- DATA IN THIS EXERCISE:
= = =

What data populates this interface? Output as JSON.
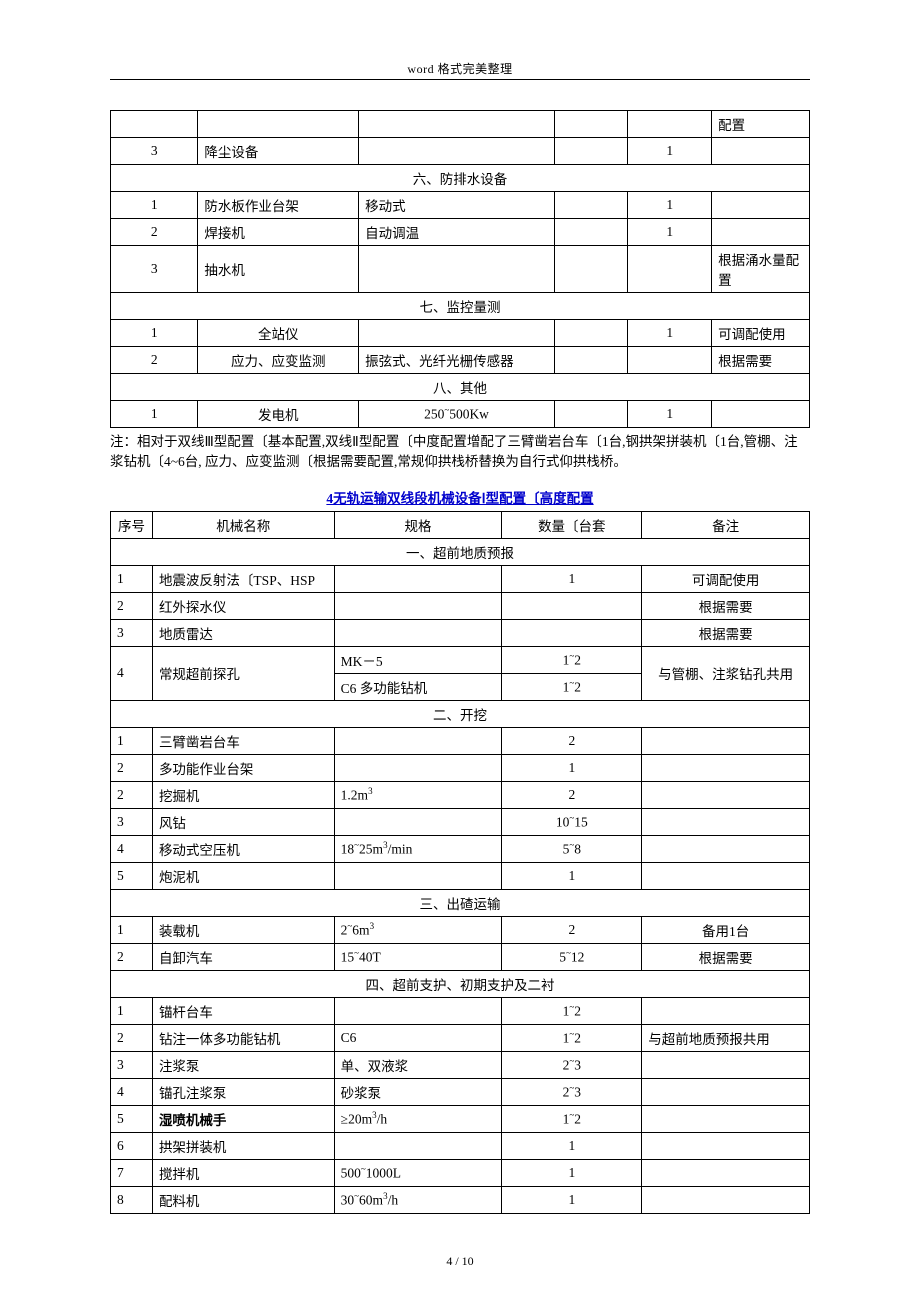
{
  "header": "word 格式完美整理",
  "pageNum": "4 / 10",
  "table1": {
    "cols": {
      "c1": 12.5,
      "c2": 23,
      "c3": 28,
      "c4": 10.5,
      "c5": 12,
      "c6": 14
    },
    "rows": [
      {
        "t": "row",
        "c": [
          "",
          "",
          "",
          "",
          "",
          "配置"
        ]
      },
      {
        "t": "row",
        "c": [
          "3",
          "降尘设备",
          "",
          "",
          "1",
          ""
        ],
        "center": [
          0,
          4
        ]
      },
      {
        "t": "section",
        "label": "六、防排水设备"
      },
      {
        "t": "row",
        "c": [
          "1",
          "防水板作业台架",
          "移动式",
          "",
          "1",
          ""
        ],
        "center": [
          0,
          4
        ]
      },
      {
        "t": "row",
        "c": [
          "2",
          "焊接机",
          "自动调温",
          "",
          "1",
          ""
        ],
        "center": [
          0,
          4
        ]
      },
      {
        "t": "row",
        "c": [
          "3",
          "抽水机",
          "",
          "",
          "",
          "根据涌水量配置"
        ],
        "center": [
          0,
          4
        ]
      },
      {
        "t": "section",
        "label": "七、监控量测"
      },
      {
        "t": "row",
        "c": [
          "1",
          "全站仪",
          "",
          "",
          "1",
          "可调配使用"
        ],
        "center": [
          0,
          1,
          4
        ]
      },
      {
        "t": "row",
        "c": [
          "2",
          "应力、应变监测",
          "振弦式、光纤光栅传感器",
          "",
          "",
          "根据需要"
        ],
        "center": [
          0,
          1
        ]
      },
      {
        "t": "section",
        "label": "八、其他"
      },
      {
        "t": "row",
        "c": [
          "1",
          "发电机",
          "250~500Kw",
          "",
          "1",
          ""
        ],
        "center": [
          0,
          1,
          2,
          4
        ]
      }
    ]
  },
  "note": "注：相对于双线Ⅲ型配置〔基本配置,双线Ⅱ型配置〔中度配置增配了三臂凿岩台车〔1台,钢拱架拼装机〔1台,管棚、注浆钻机〔4~6台, 应力、应变监测〔根据需要配置,常规仰拱栈桥替换为自行式仰拱栈桥。",
  "table2": {
    "title": "4无轨运输双线段机械设备Ⅰ型配置〔高度配置",
    "cols": {
      "c1": 6,
      "c2": 26,
      "c3": 24,
      "c4": 20,
      "c5": 24
    },
    "headers": [
      "序号",
      "机械名称",
      "规格",
      "数量〔台套",
      "备注"
    ],
    "rows": [
      {
        "t": "section",
        "label": "一、超前地质预报"
      },
      {
        "t": "row",
        "c": [
          "1",
          "地震波反射法〔TSP、HSP",
          "",
          "1",
          "可调配使用"
        ],
        "center": [
          3,
          4
        ]
      },
      {
        "t": "row",
        "c": [
          "2",
          "红外探水仪",
          "",
          "",
          "根据需要"
        ],
        "center": [
          4
        ]
      },
      {
        "t": "row",
        "c": [
          "3",
          "地质雷达",
          "",
          "",
          "根据需要"
        ],
        "center": [
          4
        ]
      },
      {
        "t": "rowspan",
        "c1": "4",
        "c2": "常规超前探孔",
        "sub": [
          [
            "MK－5",
            "1~2"
          ],
          [
            "C6 多功能钻机",
            "1~2"
          ]
        ],
        "c5": "与管棚、注浆钻孔共用",
        "center5": true
      },
      {
        "t": "section",
        "label": "二、开挖"
      },
      {
        "t": "row",
        "c": [
          "1",
          "三臂凿岩台车",
          "",
          "2",
          ""
        ],
        "center": [
          3
        ]
      },
      {
        "t": "row",
        "c": [
          "2",
          "多功能作业台架",
          "",
          "1",
          ""
        ],
        "center": [
          3
        ]
      },
      {
        "t": "row",
        "c": [
          "2",
          "挖掘机",
          "1.2m³",
          "2",
          ""
        ],
        "center": [
          3
        ]
      },
      {
        "t": "row",
        "c": [
          "3",
          "风钻",
          "",
          "10~15",
          ""
        ],
        "center": [
          3
        ]
      },
      {
        "t": "row",
        "c": [
          "4",
          "移动式空压机",
          "18~25m³/min",
          "5~8",
          ""
        ],
        "center": [
          3
        ]
      },
      {
        "t": "row",
        "c": [
          "5",
          "炮泥机",
          "",
          "1",
          ""
        ],
        "center": [
          3
        ]
      },
      {
        "t": "section",
        "label": "三、出碴运输"
      },
      {
        "t": "row",
        "c": [
          "1",
          "装载机",
          "2~6m³",
          "2",
          "备用1台"
        ],
        "center": [
          3,
          4
        ]
      },
      {
        "t": "row",
        "c": [
          "2",
          "自卸汽车",
          "15~40T",
          "5~12",
          "根据需要"
        ],
        "center": [
          3,
          4
        ]
      },
      {
        "t": "section",
        "label": "四、超前支护、初期支护及二衬"
      },
      {
        "t": "row",
        "c": [
          "1",
          "锚杆台车",
          "",
          "1~2",
          ""
        ],
        "center": [
          3
        ]
      },
      {
        "t": "row",
        "c": [
          "2",
          "钻注一体多功能钻机",
          "C6",
          "1~2",
          "与超前地质预报共用"
        ],
        "center": [
          3
        ]
      },
      {
        "t": "row",
        "c": [
          "3",
          "注浆泵",
          "单、双液浆",
          "2~3",
          ""
        ],
        "center": [
          3
        ]
      },
      {
        "t": "row",
        "c": [
          "4",
          "锚孔注浆泵",
          "砂浆泵",
          "2~3",
          ""
        ],
        "center": [
          3
        ]
      },
      {
        "t": "row",
        "c": [
          "5",
          "湿喷机械手",
          "≥20m³/h",
          "1~2",
          ""
        ],
        "center": [
          3
        ],
        "bold": [
          1
        ]
      },
      {
        "t": "row",
        "c": [
          "6",
          "拱架拼装机",
          "",
          "1",
          ""
        ],
        "center": [
          3
        ]
      },
      {
        "t": "row",
        "c": [
          "7",
          "搅拌机",
          "500~1000L",
          "1",
          ""
        ],
        "center": [
          3
        ]
      },
      {
        "t": "row",
        "c": [
          "8",
          "配料机",
          "30~60m³/h",
          "1",
          ""
        ],
        "center": [
          3
        ]
      }
    ]
  }
}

= = =

- THE TASK: Copy every line from the records above that contains the word "label".

- SOLUTION:
        "label": "六、防排水设备"
        "label": "七、监控量测"
        "label": "八、其他"
        "label": "一、超前地质预报"
        "label": "二、开挖"
        "label": "三、出碴运输"
        "label": "四、超前支护、初期支护及二衬"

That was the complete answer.